Goal ->
Set down the full listing exactly, character for character.

Data provided ->
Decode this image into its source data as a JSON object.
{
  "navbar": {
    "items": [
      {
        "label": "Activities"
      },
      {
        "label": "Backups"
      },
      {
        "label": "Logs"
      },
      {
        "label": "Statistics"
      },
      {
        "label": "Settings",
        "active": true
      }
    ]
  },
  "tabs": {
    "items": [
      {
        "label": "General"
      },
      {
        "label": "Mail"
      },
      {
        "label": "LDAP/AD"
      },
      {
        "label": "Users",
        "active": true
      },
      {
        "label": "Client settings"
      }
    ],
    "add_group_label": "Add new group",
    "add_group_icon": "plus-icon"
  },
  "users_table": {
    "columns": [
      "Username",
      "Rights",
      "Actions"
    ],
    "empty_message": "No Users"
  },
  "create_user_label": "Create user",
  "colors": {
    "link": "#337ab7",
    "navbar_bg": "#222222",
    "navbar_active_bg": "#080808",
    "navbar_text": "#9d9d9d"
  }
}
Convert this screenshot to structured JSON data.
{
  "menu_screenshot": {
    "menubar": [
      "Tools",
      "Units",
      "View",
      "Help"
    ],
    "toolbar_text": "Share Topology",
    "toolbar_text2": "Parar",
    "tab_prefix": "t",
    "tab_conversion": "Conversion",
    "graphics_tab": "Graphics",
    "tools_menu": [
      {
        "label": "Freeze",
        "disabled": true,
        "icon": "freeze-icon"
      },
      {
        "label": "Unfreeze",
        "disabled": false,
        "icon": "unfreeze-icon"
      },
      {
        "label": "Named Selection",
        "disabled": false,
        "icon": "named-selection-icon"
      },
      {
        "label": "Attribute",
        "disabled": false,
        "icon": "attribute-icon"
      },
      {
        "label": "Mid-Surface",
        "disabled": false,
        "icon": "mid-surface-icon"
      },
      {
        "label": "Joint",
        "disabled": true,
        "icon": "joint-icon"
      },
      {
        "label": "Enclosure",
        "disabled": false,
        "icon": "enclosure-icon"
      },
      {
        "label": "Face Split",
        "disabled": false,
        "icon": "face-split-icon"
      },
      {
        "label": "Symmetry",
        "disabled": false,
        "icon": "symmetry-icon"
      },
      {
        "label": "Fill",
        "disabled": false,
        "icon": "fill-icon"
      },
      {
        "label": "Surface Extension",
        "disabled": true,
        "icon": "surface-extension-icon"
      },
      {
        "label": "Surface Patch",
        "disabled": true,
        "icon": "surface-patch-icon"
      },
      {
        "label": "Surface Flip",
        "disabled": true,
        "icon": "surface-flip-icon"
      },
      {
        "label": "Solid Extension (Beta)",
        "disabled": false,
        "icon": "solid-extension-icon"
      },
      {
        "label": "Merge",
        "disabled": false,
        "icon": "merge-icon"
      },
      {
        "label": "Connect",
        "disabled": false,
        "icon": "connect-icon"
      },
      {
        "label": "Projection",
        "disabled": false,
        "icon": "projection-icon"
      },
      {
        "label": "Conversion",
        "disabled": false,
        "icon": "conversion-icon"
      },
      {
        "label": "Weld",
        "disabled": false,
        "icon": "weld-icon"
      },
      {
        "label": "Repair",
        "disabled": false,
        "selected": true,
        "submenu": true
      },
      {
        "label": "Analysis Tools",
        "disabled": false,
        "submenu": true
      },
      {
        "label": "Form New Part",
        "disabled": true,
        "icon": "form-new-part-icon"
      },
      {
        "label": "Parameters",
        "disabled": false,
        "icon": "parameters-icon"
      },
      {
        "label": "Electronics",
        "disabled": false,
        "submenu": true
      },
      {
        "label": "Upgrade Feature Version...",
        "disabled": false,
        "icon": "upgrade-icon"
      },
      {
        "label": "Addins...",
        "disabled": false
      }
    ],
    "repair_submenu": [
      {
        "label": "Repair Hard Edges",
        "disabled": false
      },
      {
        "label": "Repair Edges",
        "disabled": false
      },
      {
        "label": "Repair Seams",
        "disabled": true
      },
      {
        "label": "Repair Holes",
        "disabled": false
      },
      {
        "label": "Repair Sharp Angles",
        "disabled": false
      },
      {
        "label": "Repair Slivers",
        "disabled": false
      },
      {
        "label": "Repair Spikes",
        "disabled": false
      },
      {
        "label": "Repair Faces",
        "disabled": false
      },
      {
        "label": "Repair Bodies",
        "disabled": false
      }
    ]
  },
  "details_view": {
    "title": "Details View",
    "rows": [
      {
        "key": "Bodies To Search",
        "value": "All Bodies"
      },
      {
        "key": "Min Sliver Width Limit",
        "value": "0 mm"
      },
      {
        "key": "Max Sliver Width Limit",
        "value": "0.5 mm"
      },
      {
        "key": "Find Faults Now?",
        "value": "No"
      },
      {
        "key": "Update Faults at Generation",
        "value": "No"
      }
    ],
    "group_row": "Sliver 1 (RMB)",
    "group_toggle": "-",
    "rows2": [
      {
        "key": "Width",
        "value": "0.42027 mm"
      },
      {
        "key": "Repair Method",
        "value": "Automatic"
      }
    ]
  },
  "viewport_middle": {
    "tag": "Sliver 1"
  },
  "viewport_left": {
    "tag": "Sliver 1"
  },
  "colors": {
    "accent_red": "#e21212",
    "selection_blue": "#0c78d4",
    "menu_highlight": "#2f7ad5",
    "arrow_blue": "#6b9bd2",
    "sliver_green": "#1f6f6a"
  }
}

Solution to the problem ->
Decode this image into its source data as a JSON object.
{
  "navbar": {
    "items": [
      {
        "label": "Activities"
      },
      {
        "label": "Backups"
      },
      {
        "label": "Logs"
      },
      {
        "label": "Statistics"
      },
      {
        "label": "Settings",
        "active": true
      }
    ]
  },
  "tabs": {
    "items": [
      {
        "label": "General"
      },
      {
        "label": "Mail"
      },
      {
        "label": "LDAP/AD"
      },
      {
        "label": "Users",
        "active": true
      },
      {
        "label": "Client settings"
      }
    ],
    "add_group_label": "Add new group",
    "add_group_icon": "plus-icon"
  },
  "users_table": {
    "columns": [
      "Username",
      "Rights",
      "Actions"
    ],
    "empty_message": "No Users"
  },
  "create_user_label": "Create user",
  "colors": {
    "link": "#337ab7",
    "navbar_bg": "#222222",
    "navbar_active_bg": "#080808",
    "navbar_text": "#9d9d9d"
  }
}
Convert this screenshot to structured JSON data.
{
  "menu_screenshot": {
    "menubar": [
      "Tools",
      "Units",
      "View",
      "Help"
    ],
    "toolbar_text": "Share Topology",
    "toolbar_text2": "Parar",
    "tab_prefix": "t",
    "tab_conversion": "Conversion",
    "graphics_tab": "Graphics",
    "tools_menu": [
      {
        "label": "Freeze",
        "disabled": true,
        "icon": "freeze-icon"
      },
      {
        "label": "Unfreeze",
        "disabled": false,
        "icon": "unfreeze-icon"
      },
      {
        "label": "Named Selection",
        "disabled": false,
        "icon": "named-selection-icon"
      },
      {
        "label": "Attribute",
        "disabled": false,
        "icon": "attribute-icon"
      },
      {
        "label": "Mid-Surface",
        "disabled": false,
        "icon": "mid-surface-icon"
      },
      {
        "label": "Joint",
        "disabled": true,
        "icon": "joint-icon"
      },
      {
        "label": "Enclosure",
        "disabled": false,
        "icon": "enclosure-icon"
      },
      {
        "label": "Face Split",
        "disabled": false,
        "icon": "face-split-icon"
      },
      {
        "label": "Symmetry",
        "disabled": false,
        "icon": "symmetry-icon"
      },
      {
        "label": "Fill",
        "disabled": false,
        "icon": "fill-icon"
      },
      {
        "label": "Surface Extension",
        "disabled": true,
        "icon": "surface-extension-icon"
      },
      {
        "label": "Surface Patch",
        "disabled": true,
        "icon": "surface-patch-icon"
      },
      {
        "label": "Surface Flip",
        "disabled": true,
        "icon": "surface-flip-icon"
      },
      {
        "label": "Solid Extension (Beta)",
        "disabled": false,
        "icon": "solid-extension-icon"
      },
      {
        "label": "Merge",
        "disabled": false,
        "icon": "merge-icon"
      },
      {
        "label": "Connect",
        "disabled": false,
        "icon": "connect-icon"
      },
      {
        "label": "Projection",
        "disabled": false,
        "icon": "projection-icon"
      },
      {
        "label": "Conversion",
        "disabled": false,
        "icon": "conversion-icon"
      },
      {
        "label": "Weld",
        "disabled": false,
        "icon": "weld-icon"
      },
      {
        "label": "Repair",
        "disabled": false,
        "selected": true,
        "submenu": true
      },
      {
        "label": "Analysis Tools",
        "disabled": false,
        "submenu": true
      },
      {
        "label": "Form New Part",
        "disabled": true,
        "icon": "form-new-part-icon"
      },
      {
        "label": "Parameters",
        "disabled": false,
        "icon": "parameters-icon"
      },
      {
        "label": "Electronics",
        "disabled": false,
        "submenu": true
      },
      {
        "label": "Upgrade Feature Version...",
        "disabled": false,
        "icon": "upgrade-icon"
      },
      {
        "label": "Addins...",
        "disabled": false
      }
    ],
    "repair_submenu": [
      {
        "label": "Repair Hard Edges",
        "disabled": false
      },
      {
        "label": "Repair Edges",
        "disabled": false
      },
      {
        "label": "Repair Seams",
        "disabled": true
      },
      {
        "label": "Repair Holes",
        "disabled": false
      },
      {
        "label": "Repair Sharp Angles",
        "disabled": false
      },
      {
        "label": "Repair Slivers",
        "disabled": false
      },
      {
        "label": "Repair Spikes",
        "disabled": false
      },
      {
        "label": "Repair Faces",
        "disabled": false
      },
      {
        "label": "Repair Bodies",
        "disabled": false
      }
    ]
  },
  "details_view": {
    "title": "Details View",
    "rows": [
      {
        "key": "Bodies To Search",
        "value": "All Bodies"
      },
      {
        "key": "Min Sliver Width Limit",
        "value": "0 mm"
      },
      {
        "key": "Max Sliver Width Limit",
        "value": "0.5 mm"
      },
      {
        "key": "Find Faults Now?",
        "value": "No"
      },
      {
        "key": "Update Faults at Generation",
        "value": "No"
      }
    ],
    "group_row": "Sliver 1 (RMB)",
    "group_toggle": "-",
    "rows2": [
      {
        "key": "Width",
        "value": "0.42027 mm"
      },
      {
        "key": "Repair Method",
        "value": "Automatic"
      }
    ]
  },
  "viewport_middle": {
    "tag": "Sliver 1"
  },
  "viewport_left": {
    "tag": "Sliver 1"
  },
  "colors": {
    "accent_red": "#e21212",
    "selection_blue": "#0c78d4",
    "menu_highlight": "#2f7ad5",
    "arrow_blue": "#6b9bd2",
    "sliver_green": "#1f6f6a"
  }
}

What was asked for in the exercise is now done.